=== Exercise ===
Show all lines holding "oporteat".

(Lines of data)
--- Start ---
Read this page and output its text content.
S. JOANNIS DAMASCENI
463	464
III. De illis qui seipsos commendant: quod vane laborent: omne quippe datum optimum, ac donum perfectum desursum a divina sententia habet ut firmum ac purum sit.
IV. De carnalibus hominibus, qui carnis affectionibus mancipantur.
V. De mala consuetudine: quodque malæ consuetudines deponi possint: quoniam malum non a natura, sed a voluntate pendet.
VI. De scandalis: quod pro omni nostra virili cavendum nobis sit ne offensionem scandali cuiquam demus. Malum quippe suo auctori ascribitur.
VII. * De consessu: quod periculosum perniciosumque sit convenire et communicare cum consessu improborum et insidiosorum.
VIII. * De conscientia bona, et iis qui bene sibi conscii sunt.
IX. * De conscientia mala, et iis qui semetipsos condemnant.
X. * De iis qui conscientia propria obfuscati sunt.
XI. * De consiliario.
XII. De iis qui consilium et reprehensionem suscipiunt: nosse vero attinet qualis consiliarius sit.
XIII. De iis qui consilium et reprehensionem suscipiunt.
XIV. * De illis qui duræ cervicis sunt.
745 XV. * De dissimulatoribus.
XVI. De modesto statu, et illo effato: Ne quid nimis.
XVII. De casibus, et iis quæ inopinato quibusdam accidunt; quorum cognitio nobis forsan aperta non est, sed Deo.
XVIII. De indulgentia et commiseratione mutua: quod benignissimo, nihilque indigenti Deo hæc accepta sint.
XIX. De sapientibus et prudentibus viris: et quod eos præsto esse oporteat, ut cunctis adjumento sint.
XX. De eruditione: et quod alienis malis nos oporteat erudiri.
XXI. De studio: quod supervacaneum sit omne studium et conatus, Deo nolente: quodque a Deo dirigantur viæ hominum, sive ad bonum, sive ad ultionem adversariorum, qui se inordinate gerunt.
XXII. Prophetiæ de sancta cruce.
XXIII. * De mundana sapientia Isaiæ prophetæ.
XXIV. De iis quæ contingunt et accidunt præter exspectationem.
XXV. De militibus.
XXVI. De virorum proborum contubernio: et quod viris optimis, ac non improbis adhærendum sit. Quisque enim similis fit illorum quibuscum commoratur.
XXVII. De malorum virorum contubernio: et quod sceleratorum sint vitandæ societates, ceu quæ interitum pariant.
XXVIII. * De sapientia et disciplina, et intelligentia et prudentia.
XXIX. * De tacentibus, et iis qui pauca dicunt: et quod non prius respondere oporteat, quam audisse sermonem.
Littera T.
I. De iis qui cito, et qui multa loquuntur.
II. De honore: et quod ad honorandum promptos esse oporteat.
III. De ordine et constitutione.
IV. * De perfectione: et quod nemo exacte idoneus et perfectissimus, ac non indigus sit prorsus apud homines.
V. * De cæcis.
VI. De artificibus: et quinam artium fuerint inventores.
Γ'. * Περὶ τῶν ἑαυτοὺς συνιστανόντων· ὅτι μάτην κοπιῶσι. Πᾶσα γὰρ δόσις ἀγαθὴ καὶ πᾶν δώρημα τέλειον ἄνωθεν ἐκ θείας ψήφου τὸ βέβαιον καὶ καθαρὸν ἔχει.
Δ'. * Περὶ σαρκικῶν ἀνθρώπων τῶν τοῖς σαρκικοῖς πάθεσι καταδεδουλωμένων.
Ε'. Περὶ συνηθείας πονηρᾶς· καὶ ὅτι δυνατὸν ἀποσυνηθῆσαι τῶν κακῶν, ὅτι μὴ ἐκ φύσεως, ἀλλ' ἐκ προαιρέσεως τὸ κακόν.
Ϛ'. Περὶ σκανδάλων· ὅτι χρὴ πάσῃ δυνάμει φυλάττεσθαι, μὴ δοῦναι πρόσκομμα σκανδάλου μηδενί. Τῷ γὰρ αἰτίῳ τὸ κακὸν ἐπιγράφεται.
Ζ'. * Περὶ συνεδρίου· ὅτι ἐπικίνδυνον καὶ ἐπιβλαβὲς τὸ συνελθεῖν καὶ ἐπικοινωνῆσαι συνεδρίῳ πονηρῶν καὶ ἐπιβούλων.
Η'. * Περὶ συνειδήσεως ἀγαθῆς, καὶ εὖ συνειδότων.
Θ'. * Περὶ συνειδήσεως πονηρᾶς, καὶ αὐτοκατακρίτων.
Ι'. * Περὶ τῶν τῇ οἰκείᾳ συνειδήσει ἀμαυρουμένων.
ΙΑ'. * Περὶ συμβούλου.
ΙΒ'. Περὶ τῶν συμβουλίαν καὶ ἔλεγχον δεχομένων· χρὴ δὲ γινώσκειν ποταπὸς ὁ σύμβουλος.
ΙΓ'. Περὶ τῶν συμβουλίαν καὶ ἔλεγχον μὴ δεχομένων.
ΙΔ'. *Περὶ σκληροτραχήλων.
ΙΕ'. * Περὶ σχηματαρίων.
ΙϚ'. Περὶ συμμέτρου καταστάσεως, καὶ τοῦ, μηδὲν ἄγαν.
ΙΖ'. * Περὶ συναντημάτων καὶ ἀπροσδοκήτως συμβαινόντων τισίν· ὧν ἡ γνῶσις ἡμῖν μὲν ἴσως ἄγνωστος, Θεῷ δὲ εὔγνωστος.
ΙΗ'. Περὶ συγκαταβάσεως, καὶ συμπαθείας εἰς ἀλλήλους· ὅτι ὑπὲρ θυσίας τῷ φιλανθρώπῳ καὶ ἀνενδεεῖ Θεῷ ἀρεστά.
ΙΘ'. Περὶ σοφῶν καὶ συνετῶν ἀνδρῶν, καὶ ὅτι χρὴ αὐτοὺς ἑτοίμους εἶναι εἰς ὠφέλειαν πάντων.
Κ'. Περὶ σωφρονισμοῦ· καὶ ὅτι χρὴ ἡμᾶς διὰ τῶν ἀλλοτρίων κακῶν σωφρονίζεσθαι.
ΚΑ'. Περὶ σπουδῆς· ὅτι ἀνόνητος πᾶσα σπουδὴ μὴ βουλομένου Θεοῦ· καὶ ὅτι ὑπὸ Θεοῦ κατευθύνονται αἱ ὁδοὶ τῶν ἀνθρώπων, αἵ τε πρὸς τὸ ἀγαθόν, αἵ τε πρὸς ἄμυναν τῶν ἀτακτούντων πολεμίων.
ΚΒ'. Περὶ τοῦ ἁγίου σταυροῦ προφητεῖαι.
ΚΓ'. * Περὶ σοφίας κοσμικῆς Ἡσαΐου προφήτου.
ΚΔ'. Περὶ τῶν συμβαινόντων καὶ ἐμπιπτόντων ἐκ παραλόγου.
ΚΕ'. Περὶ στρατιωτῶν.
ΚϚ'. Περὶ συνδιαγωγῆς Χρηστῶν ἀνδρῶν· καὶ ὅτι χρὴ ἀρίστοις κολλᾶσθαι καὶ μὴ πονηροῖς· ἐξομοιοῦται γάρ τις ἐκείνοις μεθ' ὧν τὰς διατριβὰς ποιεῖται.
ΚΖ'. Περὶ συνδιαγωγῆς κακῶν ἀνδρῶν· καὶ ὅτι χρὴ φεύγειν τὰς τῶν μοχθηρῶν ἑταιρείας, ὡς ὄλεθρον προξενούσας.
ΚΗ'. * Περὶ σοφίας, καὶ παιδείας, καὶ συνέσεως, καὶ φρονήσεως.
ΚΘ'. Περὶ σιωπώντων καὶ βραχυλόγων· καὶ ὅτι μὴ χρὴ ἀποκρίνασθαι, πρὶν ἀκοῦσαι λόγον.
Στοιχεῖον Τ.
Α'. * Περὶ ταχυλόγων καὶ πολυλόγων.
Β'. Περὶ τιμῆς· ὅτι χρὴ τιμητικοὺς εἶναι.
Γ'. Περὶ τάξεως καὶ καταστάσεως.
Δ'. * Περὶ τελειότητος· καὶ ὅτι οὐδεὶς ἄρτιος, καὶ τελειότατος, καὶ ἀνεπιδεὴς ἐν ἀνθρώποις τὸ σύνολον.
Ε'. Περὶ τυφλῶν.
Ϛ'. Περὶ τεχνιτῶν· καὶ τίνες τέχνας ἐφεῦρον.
--- End ---
=== Task response ===
XIX. De sapientibus et prudentibus viris: et quod eos præsto esse oporteat, ut cunctis adjumento sint.
XX. De eruditione: et quod alienis malis nos oporteat erudiri.
XXIX. * De tacentibus, et iis qui pauca dicunt: et quod non prius respondere oporteat, quam audisse sermonem.
II. De honore: et quod ad honorandum promptos esse oporteat.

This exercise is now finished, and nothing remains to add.